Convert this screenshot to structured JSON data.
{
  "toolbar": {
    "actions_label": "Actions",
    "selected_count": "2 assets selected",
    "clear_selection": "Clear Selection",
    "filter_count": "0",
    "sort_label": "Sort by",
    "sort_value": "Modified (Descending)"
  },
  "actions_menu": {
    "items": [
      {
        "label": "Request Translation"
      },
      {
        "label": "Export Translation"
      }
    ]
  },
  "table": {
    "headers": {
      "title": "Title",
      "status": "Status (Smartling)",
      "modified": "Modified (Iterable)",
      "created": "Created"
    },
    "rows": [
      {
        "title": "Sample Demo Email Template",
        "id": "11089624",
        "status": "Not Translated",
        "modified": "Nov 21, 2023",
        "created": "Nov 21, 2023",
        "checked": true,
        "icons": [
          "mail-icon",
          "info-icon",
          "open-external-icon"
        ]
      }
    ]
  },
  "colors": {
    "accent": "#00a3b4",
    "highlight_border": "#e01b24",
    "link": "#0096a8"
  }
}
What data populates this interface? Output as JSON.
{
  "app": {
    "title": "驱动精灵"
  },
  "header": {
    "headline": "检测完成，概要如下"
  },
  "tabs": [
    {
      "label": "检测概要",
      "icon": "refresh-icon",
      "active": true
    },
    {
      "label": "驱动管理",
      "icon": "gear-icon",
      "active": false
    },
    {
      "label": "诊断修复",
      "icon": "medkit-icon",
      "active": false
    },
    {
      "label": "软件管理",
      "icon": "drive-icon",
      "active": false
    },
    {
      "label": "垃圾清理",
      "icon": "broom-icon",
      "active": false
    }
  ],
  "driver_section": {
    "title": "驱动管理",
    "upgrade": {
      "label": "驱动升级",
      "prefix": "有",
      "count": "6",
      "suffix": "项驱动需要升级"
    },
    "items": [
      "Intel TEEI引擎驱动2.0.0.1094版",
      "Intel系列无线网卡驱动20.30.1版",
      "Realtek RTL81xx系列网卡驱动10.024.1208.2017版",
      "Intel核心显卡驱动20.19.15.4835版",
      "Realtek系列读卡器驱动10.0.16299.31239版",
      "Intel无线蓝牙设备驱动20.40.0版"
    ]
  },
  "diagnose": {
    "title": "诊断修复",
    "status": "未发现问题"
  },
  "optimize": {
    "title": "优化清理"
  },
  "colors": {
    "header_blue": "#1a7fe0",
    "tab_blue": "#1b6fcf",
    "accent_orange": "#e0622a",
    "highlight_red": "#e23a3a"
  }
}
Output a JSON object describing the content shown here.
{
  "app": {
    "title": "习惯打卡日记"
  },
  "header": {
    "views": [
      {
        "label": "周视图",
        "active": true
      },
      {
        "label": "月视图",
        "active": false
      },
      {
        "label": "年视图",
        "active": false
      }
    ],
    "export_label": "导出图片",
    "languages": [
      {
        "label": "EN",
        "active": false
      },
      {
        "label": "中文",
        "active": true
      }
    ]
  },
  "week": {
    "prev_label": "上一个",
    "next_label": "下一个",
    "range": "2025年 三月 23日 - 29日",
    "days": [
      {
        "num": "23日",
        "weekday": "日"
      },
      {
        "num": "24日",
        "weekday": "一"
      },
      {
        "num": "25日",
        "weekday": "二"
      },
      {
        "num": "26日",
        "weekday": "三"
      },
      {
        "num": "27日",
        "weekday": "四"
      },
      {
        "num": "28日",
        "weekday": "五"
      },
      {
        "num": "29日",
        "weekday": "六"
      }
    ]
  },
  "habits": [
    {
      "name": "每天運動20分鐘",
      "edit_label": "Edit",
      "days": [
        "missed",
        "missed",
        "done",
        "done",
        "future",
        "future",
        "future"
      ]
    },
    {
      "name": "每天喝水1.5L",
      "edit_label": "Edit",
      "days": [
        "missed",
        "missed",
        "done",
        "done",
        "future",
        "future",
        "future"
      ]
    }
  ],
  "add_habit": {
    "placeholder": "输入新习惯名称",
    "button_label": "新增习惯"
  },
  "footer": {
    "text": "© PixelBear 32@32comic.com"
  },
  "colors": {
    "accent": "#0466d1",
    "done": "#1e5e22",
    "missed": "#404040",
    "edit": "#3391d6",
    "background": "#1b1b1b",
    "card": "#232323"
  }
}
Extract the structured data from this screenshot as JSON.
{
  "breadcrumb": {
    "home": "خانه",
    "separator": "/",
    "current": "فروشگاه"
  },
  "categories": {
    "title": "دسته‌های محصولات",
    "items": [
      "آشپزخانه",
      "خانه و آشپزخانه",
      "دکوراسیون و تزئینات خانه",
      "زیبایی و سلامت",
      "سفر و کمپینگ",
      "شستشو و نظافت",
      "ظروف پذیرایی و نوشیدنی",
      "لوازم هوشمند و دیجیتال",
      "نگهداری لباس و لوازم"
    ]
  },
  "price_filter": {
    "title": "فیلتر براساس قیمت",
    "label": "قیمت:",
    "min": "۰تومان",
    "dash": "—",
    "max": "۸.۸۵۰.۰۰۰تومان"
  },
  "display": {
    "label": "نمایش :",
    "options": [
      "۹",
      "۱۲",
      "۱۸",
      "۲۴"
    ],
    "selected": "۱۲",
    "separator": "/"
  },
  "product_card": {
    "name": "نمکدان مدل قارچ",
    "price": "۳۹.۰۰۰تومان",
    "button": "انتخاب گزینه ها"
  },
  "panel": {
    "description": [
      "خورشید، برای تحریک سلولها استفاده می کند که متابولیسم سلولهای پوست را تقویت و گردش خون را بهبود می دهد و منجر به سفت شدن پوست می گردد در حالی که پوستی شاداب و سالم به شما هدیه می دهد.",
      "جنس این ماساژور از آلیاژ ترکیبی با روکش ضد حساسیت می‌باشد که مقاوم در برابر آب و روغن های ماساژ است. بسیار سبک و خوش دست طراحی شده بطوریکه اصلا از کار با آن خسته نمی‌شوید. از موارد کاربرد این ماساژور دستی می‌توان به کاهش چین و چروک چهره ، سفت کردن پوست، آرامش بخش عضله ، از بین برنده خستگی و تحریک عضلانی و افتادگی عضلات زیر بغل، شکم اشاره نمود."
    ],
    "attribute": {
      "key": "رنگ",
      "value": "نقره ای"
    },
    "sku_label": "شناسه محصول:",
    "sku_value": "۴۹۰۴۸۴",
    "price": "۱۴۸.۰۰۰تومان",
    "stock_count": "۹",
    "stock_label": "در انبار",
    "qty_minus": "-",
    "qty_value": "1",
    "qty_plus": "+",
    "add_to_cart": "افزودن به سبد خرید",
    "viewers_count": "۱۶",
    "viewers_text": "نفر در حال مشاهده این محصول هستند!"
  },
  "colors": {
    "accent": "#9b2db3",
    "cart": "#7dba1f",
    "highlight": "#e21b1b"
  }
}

____

Work to complete - Every line of the data above should be reproduced word for word.

Written answer -
Convert this screenshot to structured JSON data.
{
  "toolbar": {
    "actions_label": "Actions",
    "selected_count": "2 assets selected",
    "clear_selection": "Clear Selection",
    "filter_count": "0",
    "sort_label": "Sort by",
    "sort_value": "Modified (Descending)"
  },
  "actions_menu": {
    "items": [
      {
        "label": "Request Translation"
      },
      {
        "label": "Export Translation"
      }
    ]
  },
  "table": {
    "headers": {
      "title": "Title",
      "status": "Status (Smartling)",
      "modified": "Modified (Iterable)",
      "created": "Created"
    },
    "rows": [
      {
        "title": "Sample Demo Email Template",
        "id": "11089624",
        "status": "Not Translated",
        "modified": "Nov 21, 2023",
        "created": "Nov 21, 2023",
        "checked": true,
        "icons": [
          "mail-icon",
          "info-icon",
          "open-external-icon"
        ]
      }
    ]
  },
  "colors": {
    "accent": "#00a3b4",
    "highlight_border": "#e01b24",
    "link": "#0096a8"
  }
}
What data populates this interface? Output as JSON.
{
  "app": {
    "title": "驱动精灵"
  },
  "header": {
    "headline": "检测完成，概要如下"
  },
  "tabs": [
    {
      "label": "检测概要",
      "icon": "refresh-icon",
      "active": true
    },
    {
      "label": "驱动管理",
      "icon": "gear-icon",
      "active": false
    },
    {
      "label": "诊断修复",
      "icon": "medkit-icon",
      "active": false
    },
    {
      "label": "软件管理",
      "icon": "drive-icon",
      "active": false
    },
    {
      "label": "垃圾清理",
      "icon": "broom-icon",
      "active": false
    }
  ],
  "driver_section": {
    "title": "驱动管理",
    "upgrade": {
      "label": "驱动升级",
      "prefix": "有",
      "count": "6",
      "suffix": "项驱动需要升级"
    },
    "items": [
      "Intel TEEI引擎驱动2.0.0.1094版",
      "Intel系列无线网卡驱动20.30.1版",
      "Realtek RTL81xx系列网卡驱动10.024.1208.2017版",
      "Intel核心显卡驱动20.19.15.4835版",
      "Realtek系列读卡器驱动10.0.16299.31239版",
      "Intel无线蓝牙设备驱动20.40.0版"
    ]
  },
  "diagnose": {
    "title": "诊断修复",
    "status": "未发现问题"
  },
  "optimize": {
    "title": "优化清理"
  },
  "colors": {
    "header_blue": "#1a7fe0",
    "tab_blue": "#1b6fcf",
    "accent_orange": "#e0622a",
    "highlight_red": "#e23a3a"
  }
}
Output a JSON object describing the content shown here.
{
  "app": {
    "title": "习惯打卡日记"
  },
  "header": {
    "views": [
      {
        "label": "周视图",
        "active": true
      },
      {
        "label": "月视图",
        "active": false
      },
      {
        "label": "年视图",
        "active": false
      }
    ],
    "export_label": "导出图片",
    "languages": [
      {
        "label": "EN",
        "active": false
      },
      {
        "label": "中文",
        "active": true
      }
    ]
  },
  "week": {
    "prev_label": "上一个",
    "next_label": "下一个",
    "range": "2025年 三月 23日 - 29日",
    "days": [
      {
        "num": "23日",
        "weekday": "日"
      },
      {
        "num": "24日",
        "weekday": "一"
      },
      {
        "num": "25日",
        "weekday": "二"
      },
      {
        "num": "26日",
        "weekday": "三"
      },
      {
        "num": "27日",
        "weekday": "四"
      },
      {
        "num": "28日",
        "weekday": "五"
      },
      {
        "num": "29日",
        "weekday": "六"
      }
    ]
  },
  "habits": [
    {
      "name": "每天運動20分鐘",
      "edit_label": "Edit",
      "days": [
        "missed",
        "missed",
        "done",
        "done",
        "future",
        "future",
        "future"
      ]
    },
    {
      "name": "每天喝水1.5L",
      "edit_label": "Edit",
      "days": [
        "missed",
        "missed",
        "done",
        "done",
        "future",
        "future",
        "future"
      ]
    }
  ],
  "add_habit": {
    "placeholder": "输入新习惯名称",
    "button_label": "新增习惯"
  },
  "footer": {
    "text": "© PixelBear 32@32comic.com"
  },
  "colors": {
    "accent": "#0466d1",
    "done": "#1e5e22",
    "missed": "#404040",
    "edit": "#3391d6",
    "background": "#1b1b1b",
    "card": "#232323"
  }
}
Extract the structured data from this screenshot as JSON.
{
  "breadcrumb": {
    "home": "خانه",
    "separator": "/",
    "current": "فروشگاه"
  },
  "categories": {
    "title": "دسته‌های محصولات",
    "items": [
      "آشپزخانه",
      "خانه و آشپزخانه",
      "دکوراسیون و تزئینات خانه",
      "زیبایی و سلامت",
      "سفر و کمپینگ",
      "شستشو و نظافت",
      "ظروف پذیرایی و نوشیدنی",
      "لوازم هوشمند و دیجیتال",
      "نگهداری لباس و لوازم"
    ]
  },
  "price_filter": {
    "title": "فیلتر براساس قیمت",
    "label": "قیمت:",
    "min": "۰تومان",
    "dash": "—",
    "max": "۸.۸۵۰.۰۰۰تومان"
  },
  "display": {
    "label": "نمایش :",
    "options": [
      "۹",
      "۱۲",
      "۱۸",
      "۲۴"
    ],
    "selected": "۱۲",
    "separator": "/"
  },
  "product_card": {
    "name": "نمکدان مدل قارچ",
    "price": "۳۹.۰۰۰تومان",
    "button": "انتخاب گزینه ها"
  },
  "panel": {
    "description": [
      "خورشید، برای تحریک سلولها استفاده می کند که متابولیسم سلولهای پوست را تقویت و گردش خون را بهبود می دهد و منجر به سفت شدن پوست می گردد در حالی که پوستی شاداب و سالم به شما هدیه می دهد.",
      "جنس این ماساژور از آلیاژ ترکیبی با روکش ضد حساسیت می‌باشد که مقاوم در برابر آب و روغن های ماساژ است. بسیار سبک و خوش دست طراحی شده بطوریکه اصلا از کار با آن خسته نمی‌شوید. از موارد کاربرد این ماساژور دستی می‌توان به کاهش چین و چروک چهره ، سفت کردن پوست، آرامش بخش عضله ، از بین برنده خستگی و تحریک عضلانی و افتادگی عضلات زیر بغل، شکم اشاره نمود."
    ],
    "attribute": {
      "key": "رنگ",
      "value": "نقره ای"
    },
    "sku_label": "شناسه محصول:",
    "sku_value": "۴۹۰۴۸۴",
    "price": "۱۴۸.۰۰۰تومان",
    "stock_count": "۹",
    "stock_label": "در انبار",
    "qty_minus": "-",
    "qty_value": "1",
    "qty_plus": "+",
    "add_to_cart": "افزودن به سبد خرید",
    "viewers_count": "۱۶",
    "viewers_text": "نفر در حال مشاهده این محصول هستند!"
  },
  "colors": {
    "accent": "#9b2db3",
    "cart": "#7dba1f",
    "highlight": "#e21b1b"
  }
}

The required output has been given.